> What you are asked to do: Where a line in the listing contains the string "alapkezelője", copy that line out.

******

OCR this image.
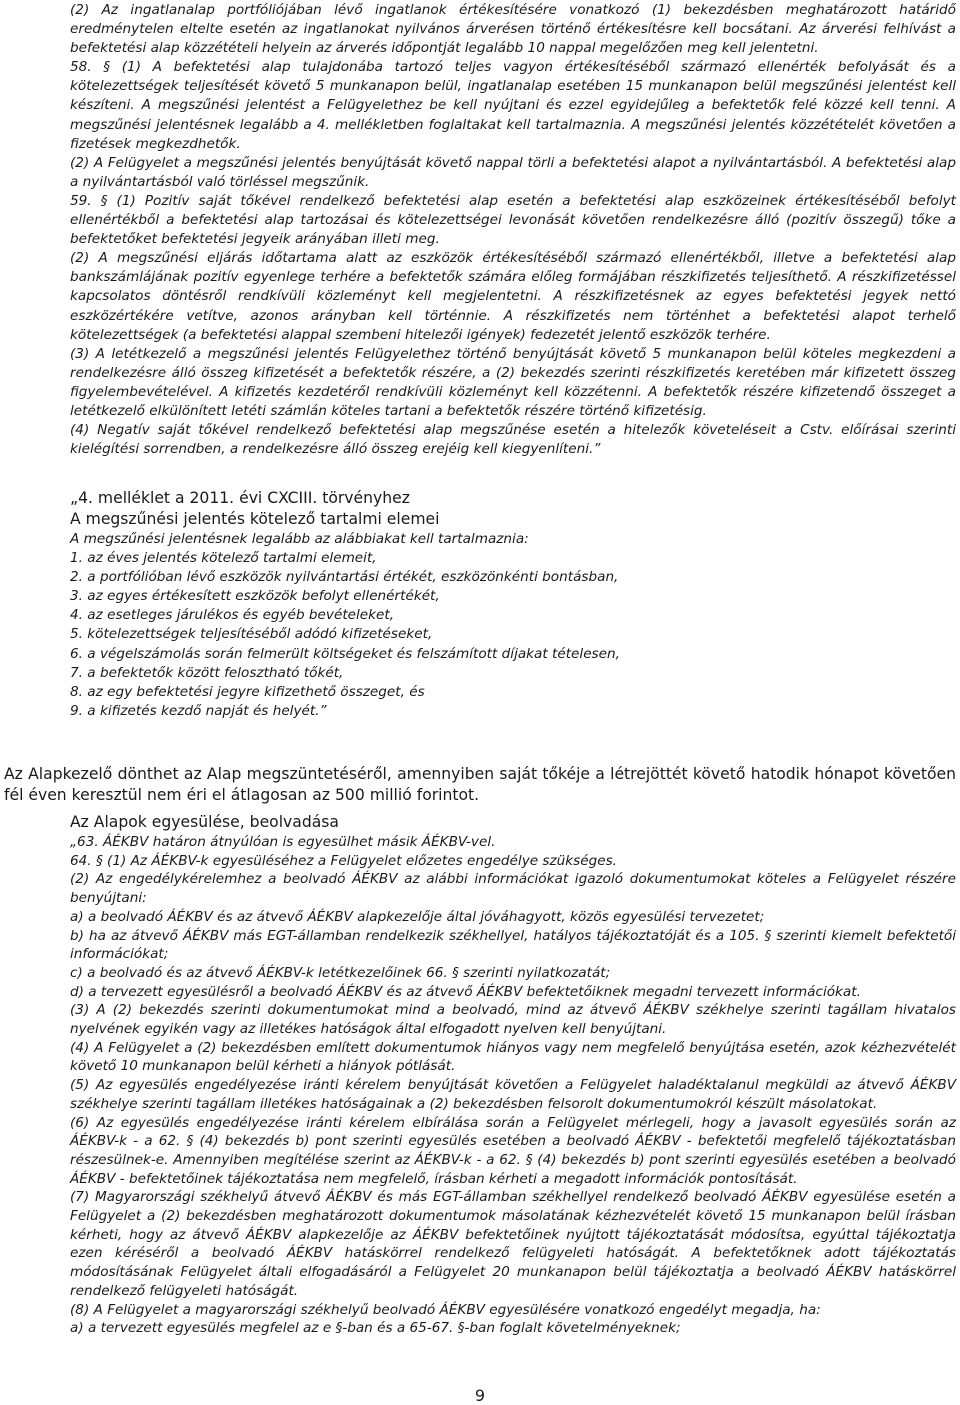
(2) Az ingatlanalap portfóliójában lévő ingatlanok értékesítésére vonatkozó (1) bekezdésben meghatározott határidő eredménytelen eltelte esetén az ingatlanokat nyilvános árverésen történő értékesítésre kell bocsátani. Az árverési felhívást a befektetési alap közzétételi helyein az árverés időpontját legalább 10 nappal megelőzően meg kell jelentetni.

58. § (1) A befektetési alap tulajdonába tartozó teljes vagyon értékesítéséből származó ellenérték befolyását és a kötelezettségek teljesítését követő 5 munkanapon belül, ingatlanalap esetében 15 munkanapon belül megszűnési jelentést kell készíteni. A megszűnési jelentést a Felügyelethez be kell nyújtani és ezzel egyidejűleg a befektetők felé közzé kell tenni. A megszűnési jelentésnek legalább a 4. mellékletben foglaltakat kell tartalmaznia. A megszűnési jelentés közzétételét követően a fizetések megkezdhetők.

(2) A Felügyelet a megszűnési jelentés benyújtását követő nappal törli a befektetési alapot a nyilvántartásból. A befektetési alap a nyilvántartásból való törléssel megszűnik.

59. § (1) Pozitív saját tőkével rendelkező befektetési alap esetén a befektetési alap eszközeinek értékesítéséből befolyt ellenértékből a befektetési alap tartozásai és kötelezettségei levonását követően rendelkezésre álló (pozitív összegű) tőke a befektetőket befektetési jegyeik arányában illeti meg.

(2) A megszűnési eljárás időtartama alatt az eszközök értékesítéséből származó ellenértékből, illetve a befektetési alap bankszámlájának pozitív egyenlege terhére a befektetők számára előleg formájában részkifizetés teljesíthető. A részkifizetéssel kapcsolatos döntésről rendkívüli közleményt kell megjelentetni. A részkifizetésnek az egyes befektetési jegyek nettó eszközértékére vetítve, azonos arányban kell történnie. A részkifizetés nem történhet a befektetési alapot terhelő kötelezettségek (a befektetési alappal szembeni hitelezői igények) fedezetét jelentő eszközök terhére.

(3) A letétkezelő a megszűnési jelentés Felügyelethez történő benyújtását követő 5 munkanapon belül köteles megkezdeni a rendelkezésre álló összeg kifizetését a befektetők részére, a (2) bekezdés szerinti részkifizetés keretében már kifizetett összeg figyelembevételével. A kifizetés kezdetéről rendkívüli közleményt kell közzétenni. A befektetők részére kifizetendő összeget a letétkezelő elkülönített letéti számlán köteles tartani a befektetők részére történő kifizetésig.

(4) Negatív saját tőkével rendelkező befektetési alap megszűnése esetén a hitelezők követeléseit a Cstv. előírásai szerinti kielégítési sorrendben, a rendelkezésre álló összeg erejéig kell kiegyenlíteni.”

„4. melléklet a 2011. évi CXCIII. törvényhez

A megszűnési jelentés kötelező tartalmi elemei

A megszűnési jelentésnek legalább az alábbiakat kell tartalmaznia:

1. az éves jelentés kötelező tartalmi elemeit,

2. a portfólióban lévő eszközök nyilvántartási értékét, eszközönkénti bontásban,

3. az egyes értékesített eszközök befolyt ellenértékét,

4. az esetleges járulékos és egyéb bevételeket,

5. kötelezettségek teljesítéséből adódó kifizetéseket,

6. a végelszámolás során felmerült költségeket és felszámított díjakat tételesen,

7. a befektetők között felosztható tőkét,

8. az egy befektetési jegyre kifizethető összeget, és

9. a kifizetés kezdő napját és helyét.”

Az Alapkezelő dönthet az Alap megszüntetéséről, amennyiben saját tőkéje a létrejöttét követő hatodik hónapot követően fél éven keresztül nem éri el átlagosan az 500 millió forintot.

Az Alapok egyesülése, beolvadása

„63. ÁÉKBV határon átnyúlóan is egyesülhet másik ÁÉKBV-vel.

64. § (1) Az ÁÉKBV-k egyesüléséhez a Felügyelet előzetes engedélye szükséges.

(2) Az engedélykérelemhez a beolvadó ÁÉKBV az alábbi információkat igazoló dokumentumokat köteles a Felügyelet részére benyújtani:

a) a beolvadó ÁÉKBV és az átvevő ÁÉKBV alapkezelője által jóváhagyott, közös egyesülési tervezetet;

b) ha az átvevő ÁÉKBV más EGT-államban rendelkezik székhellyel, hatályos tájékoztatóját és a 105. § szerinti kiemelt befektetői információkat;

c) a beolvadó és az átvevő ÁÉKBV-k letétkezelőinek 66. § szerinti nyilatkozatát;

d) a tervezett egyesülésről a beolvadó ÁÉKBV és az átvevő ÁÉKBV befektetőiknek megadni tervezett információkat.

(3) A (2) bekezdés szerinti dokumentumokat mind a beolvadó, mind az átvevő ÁÉKBV székhelye szerinti tagállam hivatalos nyelvének egyikén vagy az illetékes hatóságok által elfogadott nyelven kell benyújtani.

(4) A Felügyelet a (2) bekezdésben említett dokumentumok hiányos vagy nem megfelelő benyújtása esetén, azok kézhezvételét követő 10 munkanapon belül kérheti a hiányok pótlását.

(5) Az egyesülés engedélyezése iránti kérelem benyújtását követően a Felügyelet haladéktalanul megküldi az átvevő ÁÉKBV székhelye szerinti tagállam illetékes hatóságainak a (2) bekezdésben felsorolt dokumentumokról készült másolatokat.

(6) Az egyesülés engedélyezése iránti kérelem elbírálása során a Felügyelet mérlegeli, hogy a javasolt egyesülés során az ÁÉKBV-k - a 62. § (4) bekezdés b) pont szerinti egyesülés esetében a beolvadó ÁÉKBV - befektetői megfelelő tájékoztatásban részesülnek-e. Amennyiben megítélése szerint az ÁÉKBV-k - a 62. § (4) bekezdés b) pont szerinti egyesülés esetében a beolvadó ÁÉKBV - befektetőinek tájékoztatása nem megfelelő, írásban kérheti a megadott információk pontosítását.

(7) Magyarországi székhelyű átvevő ÁÉKBV és más EGT-államban székhellyel rendelkező beolvadó ÁÉKBV egyesülése esetén a Felügyelet a (2) bekezdésben meghatározott dokumentumok másolatának kézhezvételét követő 15 munkanapon belül írásban kérheti, hogy az átvevő ÁÉKBV alapkezelője az ÁÉKBV befektetőinek nyújtott tájékoztatását módosítsa, egyúttal tájékoztatja ezen kéréséről a beolvadó ÁÉKBV hatáskörrel rendelkező felügyeleti hatóságát. A befektetőknek adott tájékoztatás módosításának Felügyelet általi elfogadásáról a Felügyelet 20 munkanapon belül tájékoztatja a beolvadó ÁÉKBV hatáskörrel rendelkező felügyeleti hatóságát.

(8) A Felügyelet a magyarországi székhelyű beolvadó ÁÉKBV egyesülésére vonatkozó engedélyt megadja, ha:

a) a tervezett egyesülés megfelel az e §-ban és a 65-67. §-ban foglalt követelményeknek;

9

******

> Output for this exercise:
a) a beolvadó ÁÉKBV és az átvevő ÁÉKBV alapkezelője által jóváhagyott, közös egyesülési tervezetet;
(7) Magyarországi székhelyű átvevő ÁÉKBV és más EGT-államban székhellyel rendelkező beolvadó ÁÉKBV egyesülése esetén a Felügyelet a (2) bekezdésben meghatározott dokumentumok másolatának kézhezvételét követő 15 munkanapon belül írásban kérheti, hogy az átvevő ÁÉKBV alapkezelője az ÁÉKBV befektetőinek nyújtott tájékoztatását módosítsa, egyúttal tájékoztatja ezen kéréséről a beolvadó ÁÉKBV hatáskörrel rendelkező felügyeleti hatóságát. A befektetőknek adott tájékoztatás módosításának Felügyelet általi elfogadásáról a Felügyelet 20 munkanapon belül tájékoztatja a beolvadó ÁÉKBV hatáskörrel rendelkező felügyeleti hatóságát.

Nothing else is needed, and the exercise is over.